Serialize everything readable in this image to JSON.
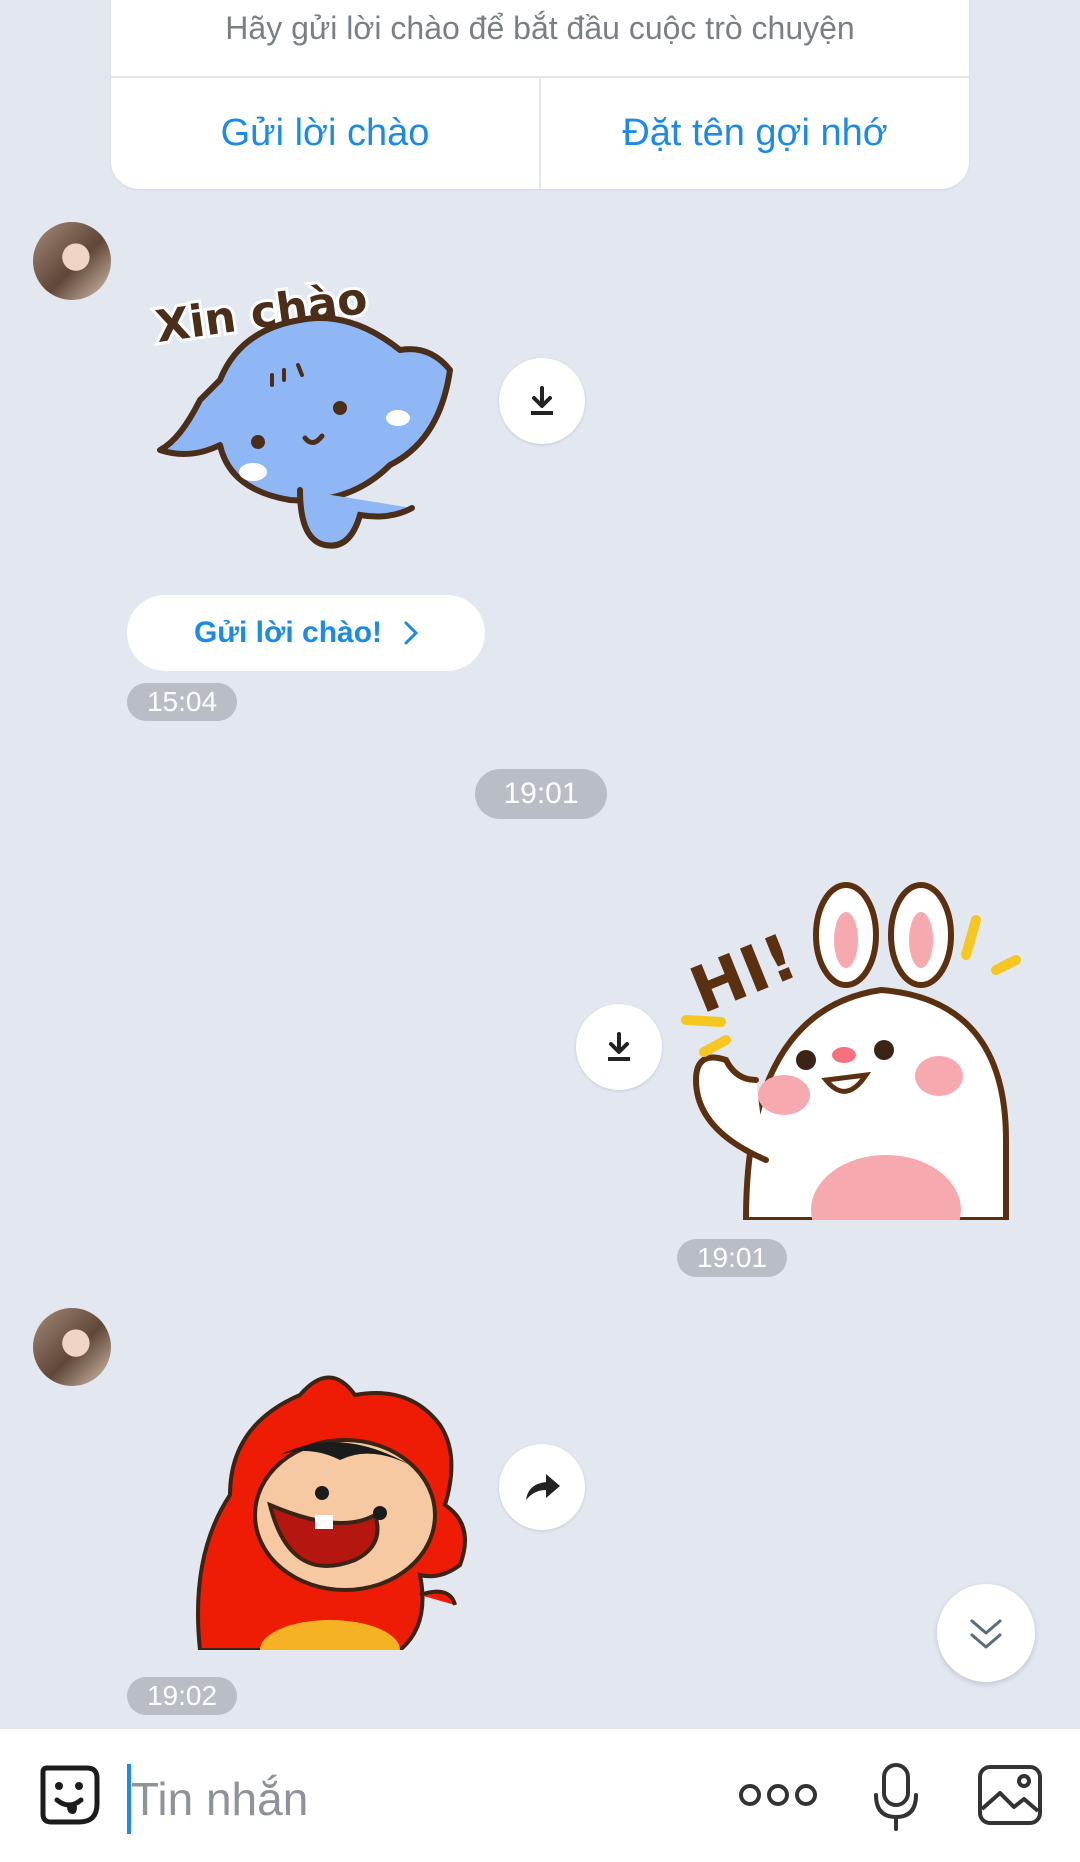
{
  "intro": {
    "subtitle": "Hãy gửi lời chào để bắt đầu cuộc trò chuyện",
    "send_greeting_label": "Gửi lời chào",
    "set_nickname_label": "Đặt tên gợi nhớ"
  },
  "messages": [
    {
      "sender": "contact",
      "sticker": "Xin chào",
      "time": "15:04",
      "action": "download"
    },
    {
      "divider_time": "19:01"
    },
    {
      "sender": "me",
      "sticker": "HI!",
      "time": "19:01",
      "action": "download"
    },
    {
      "sender": "contact",
      "sticker": "red-hooded-girl-laughing",
      "time": "19:02",
      "action": "forward"
    }
  ],
  "greeting_button": {
    "label": "Gửi lời chào!"
  },
  "composer": {
    "placeholder": "Tin nhắn"
  },
  "icons": {
    "emoji": "sticker-emoji-icon",
    "more": "more-dots-icon",
    "mic": "microphone-icon",
    "image": "image-gallery-icon",
    "download": "download-icon",
    "forward": "forward-icon",
    "scroll": "double-chevron-down-icon"
  },
  "colors": {
    "accent": "#1d8be6",
    "background": "#e2e7f0",
    "time_badge": "#b9bec6"
  }
}
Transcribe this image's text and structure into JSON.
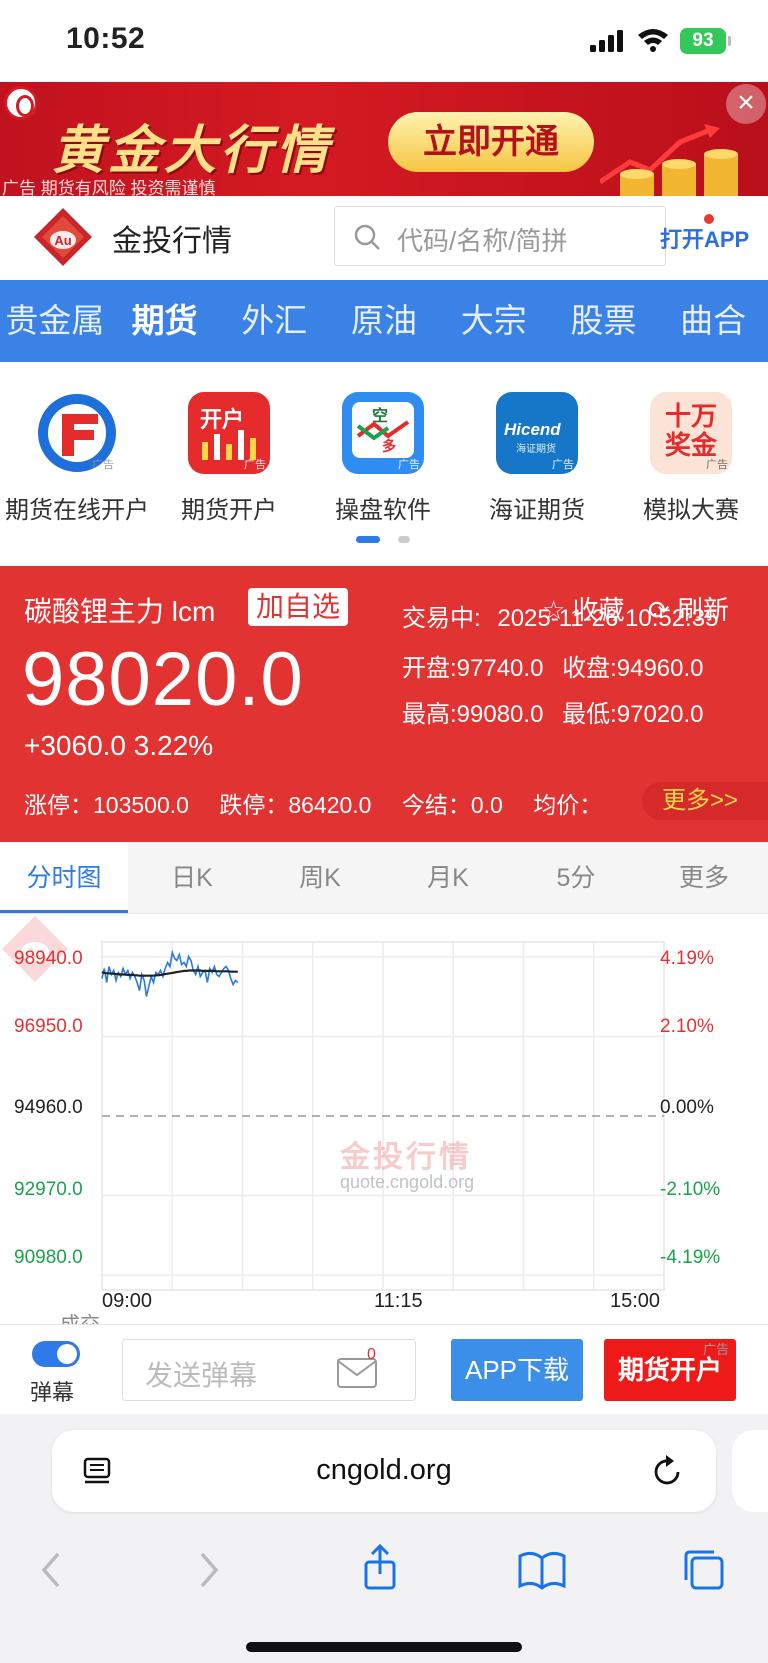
{
  "status_bar": {
    "time": "10:52",
    "battery": "93"
  },
  "banner": {
    "headline": "黄金大行情",
    "cta": "立即开通",
    "ad_line": "广告 期货有风险 投资需谨慎"
  },
  "header": {
    "brand": "金投行情",
    "search_placeholder": "代码/名称/简拼",
    "open_app": "打开APP"
  },
  "nav": {
    "items": [
      "贵金属",
      "期货",
      "外汇",
      "原油",
      "大宗",
      "股票",
      "曲合"
    ],
    "active_index": 1
  },
  "apps": [
    {
      "label": "期货在线开户",
      "icon": "futures-online-icon",
      "color": "#1e6fd9"
    },
    {
      "label": "期货开户",
      "icon": "futures-open-icon",
      "color": "#e52b2b"
    },
    {
      "label": "操盘软件",
      "icon": "trading-software-icon",
      "color": "#2f8cf0"
    },
    {
      "label": "海证期货",
      "icon": "hicend-icon",
      "color": "#1677c8"
    },
    {
      "label": "模拟大赛",
      "icon": "contest-icon",
      "color": "#f6d9c9"
    }
  ],
  "app_icon_text": {
    "open": "开户",
    "kong": "空",
    "duo": "多",
    "hicend": "Hicend",
    "hicend_sub": "海证期货",
    "contest": "十万奖金",
    "ad": "广告"
  },
  "quote": {
    "name": "碳酸锂主力 lcm",
    "add_watch": "加自选",
    "favorite": "收藏",
    "refresh": "刷新",
    "price": "98020.0",
    "change": "+3060.0 3.22%",
    "status": "交易中:",
    "datetime": "2025-11-26 10:52:35",
    "open": "开盘:97740.0",
    "close": "收盘:94960.0",
    "high": "最高:99080.0",
    "low": "最低:97020.0",
    "limit_up": "涨停：103500.0",
    "limit_down": "跌停：86420.0",
    "settle": "今结：0.0",
    "avg": "均价：",
    "more": "更多>>"
  },
  "tabs": {
    "items": [
      "分时图",
      "日K",
      "周K",
      "月K",
      "5分",
      "更多"
    ],
    "active_index": 0
  },
  "chart_data": {
    "type": "line",
    "y_left_labels": [
      "98940.0",
      "96950.0",
      "94960.0",
      "92970.0",
      "90980.0"
    ],
    "y_right_labels": [
      "4.19%",
      "2.10%",
      "0.00%",
      "-2.10%",
      "-4.19%"
    ],
    "x_labels": [
      "09:00",
      "11:15",
      "15:00"
    ],
    "ylim": [
      90980.0,
      98940.0
    ],
    "reference": 94960.0,
    "grid": true,
    "watermark": "金投行情",
    "watermark_url": "quote.cngold.org",
    "series": [
      {
        "values": [
          98400,
          98650,
          98300,
          98700,
          98500,
          98600,
          98350,
          98550,
          98450,
          98650,
          98500,
          98600,
          98400,
          98550,
          98450,
          98300,
          98100,
          98500,
          98350,
          97950,
          98200,
          98450,
          98300,
          98550,
          98500,
          98600,
          98450,
          98650,
          98800,
          98700,
          99050,
          98900,
          98850,
          99000,
          98750,
          98800,
          98700,
          98950,
          98850,
          98600,
          98500,
          98700,
          98450,
          98550,
          98600,
          98300,
          98650,
          98550,
          98700,
          98500,
          98450,
          98550,
          98650,
          98700,
          98600,
          98400,
          98250,
          98350,
          98300
        ],
        "color": "#2b7bd6"
      },
      {
        "values": [
          98560,
          98540,
          98530,
          98530,
          98520,
          98520,
          98510,
          98510,
          98500,
          98500,
          98500,
          98490,
          98490,
          98490,
          98480,
          98480,
          98470,
          98470,
          98470,
          98470,
          98470,
          98470,
          98470,
          98480,
          98480,
          98490,
          98500,
          98510,
          98520,
          98530,
          98540,
          98550,
          98560,
          98570,
          98580,
          98590,
          98590,
          98600,
          98600,
          98600,
          98600,
          98600,
          98600,
          98590,
          98590,
          98590,
          98590,
          98590,
          98590,
          98580,
          98580,
          98580,
          98580,
          98580,
          98580,
          98570,
          98570,
          98570,
          98570
        ],
        "color": "#222222"
      }
    ],
    "cut_label": "成交"
  },
  "toolbar": {
    "danmu_label": "弹幕",
    "danmu_placeholder": "发送弹幕",
    "msg_count": "0",
    "app_download": "APP下载",
    "open_account": "期货开户",
    "ad": "广告"
  },
  "safari": {
    "url": "cngold.org"
  }
}
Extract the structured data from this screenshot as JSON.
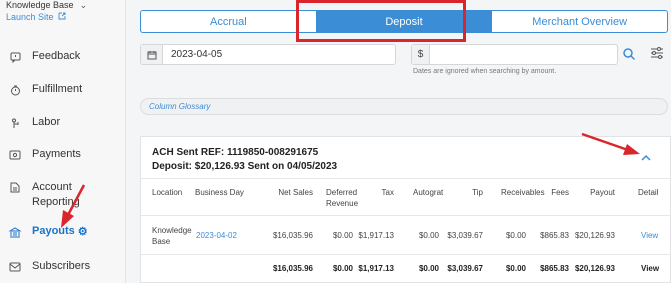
{
  "sidebar": {
    "knowledge_base": "Knowledge Base",
    "launch_site": "Launch Site",
    "items": [
      {
        "label": "Feedback",
        "icon": "feedback-icon"
      },
      {
        "label": "Fulfillment",
        "icon": "timer-icon"
      },
      {
        "label": "Labor",
        "icon": "labor-icon"
      },
      {
        "label": "Payments",
        "icon": "payments-icon"
      },
      {
        "label": "Account Reporting",
        "icon": "report-icon"
      },
      {
        "label": "Payouts",
        "icon": "bank-icon",
        "active": true
      },
      {
        "label": "Subscribers",
        "icon": "mail-icon"
      }
    ]
  },
  "tabs": [
    "Accrual",
    "Deposit",
    "Merchant Overview"
  ],
  "active_tab": "Deposit",
  "filters": {
    "date": "2023-04-05",
    "amount_prefix": "$",
    "amount_value": "",
    "amount_hint": "Dates are ignored when searching by amount."
  },
  "glossary_label": "Column Glossary",
  "deposit": {
    "ach_ref": "ACH Sent REF: 1119850-008291675",
    "summary": "Deposit: $20,126.93 Sent on 04/05/2023",
    "columns": [
      "Location",
      "Business Day",
      "Net Sales",
      "Deferred Revenue",
      "Tax",
      "Autograt",
      "Tip",
      "Receivables",
      "Fees",
      "Payout",
      "Detail"
    ],
    "row": {
      "location": "Knowledge Base",
      "business_day": "2023-04-02",
      "net_sales": "$16,035.96",
      "deferred_revenue": "$0.00",
      "tax": "$1,917.13",
      "autograt": "$0.00",
      "tip": "$3,039.67",
      "receivables": "$0.00",
      "fees": "$865.83",
      "payout": "$20,126.93",
      "detail": "View"
    },
    "total": {
      "net_sales": "$16,035.96",
      "deferred_revenue": "$0.00",
      "tax": "$1,917.13",
      "autograt": "$0.00",
      "tip": "$3,039.67",
      "receivables": "$0.00",
      "fees": "$865.83",
      "payout": "$20,126.93",
      "detail": "View"
    }
  },
  "colors": {
    "accent": "#3b8dd6",
    "annotation": "#d8262c"
  }
}
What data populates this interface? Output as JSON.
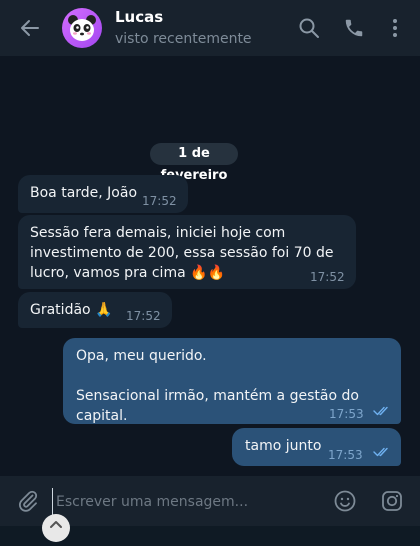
{
  "header": {
    "contact_name": "Lucas",
    "contact_status": "visto recentemente",
    "back_icon": "arrow-left-icon",
    "search_icon": "search-icon",
    "call_icon": "phone-icon",
    "menu_icon": "kebab-menu-icon"
  },
  "chat": {
    "date_separator": "1 de fevereiro",
    "messages": [
      {
        "direction": "incoming",
        "text": "Boa tarde, João",
        "time": "17:52"
      },
      {
        "direction": "incoming",
        "text": "Sessão fera demais, iniciei hoje com\ninvestimento de 200, essa sessão foi 70 de\nlucro, vamos pra cima 🔥🔥",
        "time": "17:52"
      },
      {
        "direction": "incoming",
        "text": "Gratidão 🙏",
        "time": "17:52"
      },
      {
        "direction": "outgoing",
        "text": "Opa, meu querido.\n\nSensacional irmão, mantém a gestão do capital.",
        "time": "17:53",
        "read": true
      },
      {
        "direction": "outgoing",
        "text": "tamo junto",
        "time": "17:53",
        "read": true
      }
    ]
  },
  "composer": {
    "placeholder": "Escrever uma mensagem...",
    "attach_icon": "paperclip-icon",
    "emoji_icon": "smiley-icon",
    "camera_icon": "instagram-camera-icon"
  },
  "colors": {
    "background": "#0e1621",
    "header": "#18222d",
    "incoming_bubble": "#182533",
    "outgoing_bubble": "#2b5278",
    "read_ticks": "#6fb1f0"
  }
}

* **Task statement**
From the material above, write out exactly the lines from the line with "What data populates" through the closing line, inclusive, and no pictures.

* **Finished task**
What data populates this interface? Output as JSON.
{
  "header": {
    "contact_name": "Lucas",
    "contact_status": "visto recentemente",
    "back_icon": "arrow-left-icon",
    "search_icon": "search-icon",
    "call_icon": "phone-icon",
    "menu_icon": "kebab-menu-icon"
  },
  "chat": {
    "date_separator": "1 de fevereiro",
    "messages": [
      {
        "direction": "incoming",
        "text": "Boa tarde, João",
        "time": "17:52"
      },
      {
        "direction": "incoming",
        "text": "Sessão fera demais, iniciei hoje com\ninvestimento de 200, essa sessão foi 70 de\nlucro, vamos pra cima 🔥🔥",
        "time": "17:52"
      },
      {
        "direction": "incoming",
        "text": "Gratidão 🙏",
        "time": "17:52"
      },
      {
        "direction": "outgoing",
        "text": "Opa, meu querido.\n\nSensacional irmão, mantém a gestão do capital.",
        "time": "17:53",
        "read": true
      },
      {
        "direction": "outgoing",
        "text": "tamo junto",
        "time": "17:53",
        "read": true
      }
    ]
  },
  "composer": {
    "placeholder": "Escrever uma mensagem...",
    "attach_icon": "paperclip-icon",
    "emoji_icon": "smiley-icon",
    "camera_icon": "instagram-camera-icon"
  },
  "colors": {
    "background": "#0e1621",
    "header": "#18222d",
    "incoming_bubble": "#182533",
    "outgoing_bubble": "#2b5278",
    "read_ticks": "#6fb1f0"
  }
}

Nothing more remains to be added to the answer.